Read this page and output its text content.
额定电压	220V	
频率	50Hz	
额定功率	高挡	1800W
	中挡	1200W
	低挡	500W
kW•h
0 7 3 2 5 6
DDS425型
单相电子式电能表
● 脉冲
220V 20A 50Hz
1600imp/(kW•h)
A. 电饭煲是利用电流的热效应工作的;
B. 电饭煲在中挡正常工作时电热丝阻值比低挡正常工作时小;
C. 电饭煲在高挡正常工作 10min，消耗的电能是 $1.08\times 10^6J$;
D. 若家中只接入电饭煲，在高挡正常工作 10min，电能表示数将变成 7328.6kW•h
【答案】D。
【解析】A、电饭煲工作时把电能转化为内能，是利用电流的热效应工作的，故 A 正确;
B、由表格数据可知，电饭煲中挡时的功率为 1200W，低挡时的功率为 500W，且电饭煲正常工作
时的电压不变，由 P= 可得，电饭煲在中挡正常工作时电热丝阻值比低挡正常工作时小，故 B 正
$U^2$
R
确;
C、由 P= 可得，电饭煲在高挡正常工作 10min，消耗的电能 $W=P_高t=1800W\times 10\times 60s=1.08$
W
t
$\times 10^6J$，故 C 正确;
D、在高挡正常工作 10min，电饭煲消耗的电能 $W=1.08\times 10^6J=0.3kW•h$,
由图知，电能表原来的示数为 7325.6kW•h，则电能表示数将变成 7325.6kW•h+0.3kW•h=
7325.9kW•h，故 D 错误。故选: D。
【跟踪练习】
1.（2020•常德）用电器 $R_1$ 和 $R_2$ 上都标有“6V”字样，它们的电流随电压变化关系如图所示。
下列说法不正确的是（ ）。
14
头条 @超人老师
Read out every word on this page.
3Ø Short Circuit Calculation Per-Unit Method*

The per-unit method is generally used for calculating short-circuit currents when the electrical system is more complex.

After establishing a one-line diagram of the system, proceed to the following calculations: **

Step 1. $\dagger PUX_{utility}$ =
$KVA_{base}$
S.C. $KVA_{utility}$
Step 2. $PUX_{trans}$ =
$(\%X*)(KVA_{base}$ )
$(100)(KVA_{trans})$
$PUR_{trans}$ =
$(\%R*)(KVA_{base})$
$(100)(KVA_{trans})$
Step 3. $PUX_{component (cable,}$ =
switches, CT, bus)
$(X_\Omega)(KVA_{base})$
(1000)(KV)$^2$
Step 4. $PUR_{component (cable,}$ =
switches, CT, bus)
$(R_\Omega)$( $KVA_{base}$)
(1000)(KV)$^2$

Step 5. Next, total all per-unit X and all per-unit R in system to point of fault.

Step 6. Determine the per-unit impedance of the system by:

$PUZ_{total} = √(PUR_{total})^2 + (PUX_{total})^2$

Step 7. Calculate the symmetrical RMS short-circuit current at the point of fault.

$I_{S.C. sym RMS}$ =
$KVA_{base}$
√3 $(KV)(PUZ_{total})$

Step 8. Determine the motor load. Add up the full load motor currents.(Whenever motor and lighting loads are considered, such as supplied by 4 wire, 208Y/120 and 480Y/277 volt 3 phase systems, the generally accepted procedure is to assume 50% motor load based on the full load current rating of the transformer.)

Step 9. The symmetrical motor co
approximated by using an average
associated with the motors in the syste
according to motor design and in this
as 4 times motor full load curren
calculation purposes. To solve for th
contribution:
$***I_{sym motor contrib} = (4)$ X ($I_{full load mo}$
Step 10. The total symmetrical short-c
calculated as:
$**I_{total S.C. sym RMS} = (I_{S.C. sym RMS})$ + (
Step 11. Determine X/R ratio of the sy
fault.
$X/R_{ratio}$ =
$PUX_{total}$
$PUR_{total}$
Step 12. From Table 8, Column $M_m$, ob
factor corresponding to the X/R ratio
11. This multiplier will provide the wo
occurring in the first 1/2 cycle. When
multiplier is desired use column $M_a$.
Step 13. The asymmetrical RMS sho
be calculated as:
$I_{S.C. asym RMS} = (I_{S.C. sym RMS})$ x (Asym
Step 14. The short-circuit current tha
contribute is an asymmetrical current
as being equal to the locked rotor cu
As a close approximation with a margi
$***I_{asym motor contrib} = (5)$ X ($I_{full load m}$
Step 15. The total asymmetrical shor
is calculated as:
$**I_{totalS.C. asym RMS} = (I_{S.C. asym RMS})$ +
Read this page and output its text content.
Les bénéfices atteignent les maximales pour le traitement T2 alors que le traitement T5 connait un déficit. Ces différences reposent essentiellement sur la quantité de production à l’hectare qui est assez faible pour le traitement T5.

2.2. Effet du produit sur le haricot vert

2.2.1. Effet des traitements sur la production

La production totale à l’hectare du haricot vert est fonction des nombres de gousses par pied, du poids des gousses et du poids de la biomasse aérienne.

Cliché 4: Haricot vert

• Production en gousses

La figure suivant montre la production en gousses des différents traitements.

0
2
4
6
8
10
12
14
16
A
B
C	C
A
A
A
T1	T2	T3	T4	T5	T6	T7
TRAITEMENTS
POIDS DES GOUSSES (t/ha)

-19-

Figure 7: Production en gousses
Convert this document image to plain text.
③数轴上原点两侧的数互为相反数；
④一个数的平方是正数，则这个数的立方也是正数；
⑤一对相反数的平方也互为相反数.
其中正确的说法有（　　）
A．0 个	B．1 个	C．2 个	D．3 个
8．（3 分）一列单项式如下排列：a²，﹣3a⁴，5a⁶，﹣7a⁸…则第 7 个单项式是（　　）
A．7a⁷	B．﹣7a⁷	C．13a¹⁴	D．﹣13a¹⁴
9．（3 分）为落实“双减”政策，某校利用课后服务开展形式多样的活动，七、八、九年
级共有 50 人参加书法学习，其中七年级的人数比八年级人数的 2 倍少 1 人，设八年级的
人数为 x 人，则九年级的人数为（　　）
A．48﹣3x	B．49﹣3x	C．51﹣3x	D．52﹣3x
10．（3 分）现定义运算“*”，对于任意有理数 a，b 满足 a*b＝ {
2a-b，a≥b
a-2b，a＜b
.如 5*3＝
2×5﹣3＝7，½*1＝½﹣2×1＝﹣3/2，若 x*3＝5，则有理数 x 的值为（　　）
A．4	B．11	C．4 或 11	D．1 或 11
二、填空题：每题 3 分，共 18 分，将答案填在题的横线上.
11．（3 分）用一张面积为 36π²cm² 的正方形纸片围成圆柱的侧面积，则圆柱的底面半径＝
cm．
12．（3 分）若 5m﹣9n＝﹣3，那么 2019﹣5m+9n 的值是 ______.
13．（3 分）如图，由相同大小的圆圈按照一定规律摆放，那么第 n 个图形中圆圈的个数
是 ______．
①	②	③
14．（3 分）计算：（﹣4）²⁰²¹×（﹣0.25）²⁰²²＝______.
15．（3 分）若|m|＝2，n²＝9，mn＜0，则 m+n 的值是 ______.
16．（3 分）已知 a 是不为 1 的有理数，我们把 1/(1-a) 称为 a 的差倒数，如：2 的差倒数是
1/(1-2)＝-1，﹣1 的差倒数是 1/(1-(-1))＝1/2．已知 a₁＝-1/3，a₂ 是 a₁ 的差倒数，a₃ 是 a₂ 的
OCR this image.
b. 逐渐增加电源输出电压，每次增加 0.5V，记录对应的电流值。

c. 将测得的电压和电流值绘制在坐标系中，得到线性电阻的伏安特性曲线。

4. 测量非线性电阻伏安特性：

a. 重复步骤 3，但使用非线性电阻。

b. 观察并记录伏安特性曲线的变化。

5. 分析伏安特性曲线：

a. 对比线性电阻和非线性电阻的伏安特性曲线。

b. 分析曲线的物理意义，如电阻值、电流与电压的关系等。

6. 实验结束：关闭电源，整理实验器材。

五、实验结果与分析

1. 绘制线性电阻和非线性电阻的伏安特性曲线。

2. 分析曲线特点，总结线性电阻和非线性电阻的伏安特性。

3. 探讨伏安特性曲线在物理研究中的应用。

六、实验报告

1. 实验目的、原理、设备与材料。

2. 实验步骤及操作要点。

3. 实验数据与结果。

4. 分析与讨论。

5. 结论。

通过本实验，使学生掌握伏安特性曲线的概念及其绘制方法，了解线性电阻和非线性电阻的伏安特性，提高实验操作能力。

◇ ◇ ◇ ◇

> _WHAT YOU HAVE TO DO_
Go through the lines above. Select every one that has the string "full".

> _SOLUTION TO THE PROBLEM_
Step 8. Determine the motor load. Add up the full load motor currents.(Whenever motor and lighting loads are considered, such as supplied by 4 wire, 208Y/120 and 480Y/277 volt 3 phase systems, the generally accepted procedure is to assume 50% motor load based on the full load current rating of the transformer.)
as 4 times motor full load curren
$***I_{sym motor contrib} = (4)$ X ($I_{full load mo}$
$***I_{asym motor contrib} = (5)$ X ($I_{full load m}$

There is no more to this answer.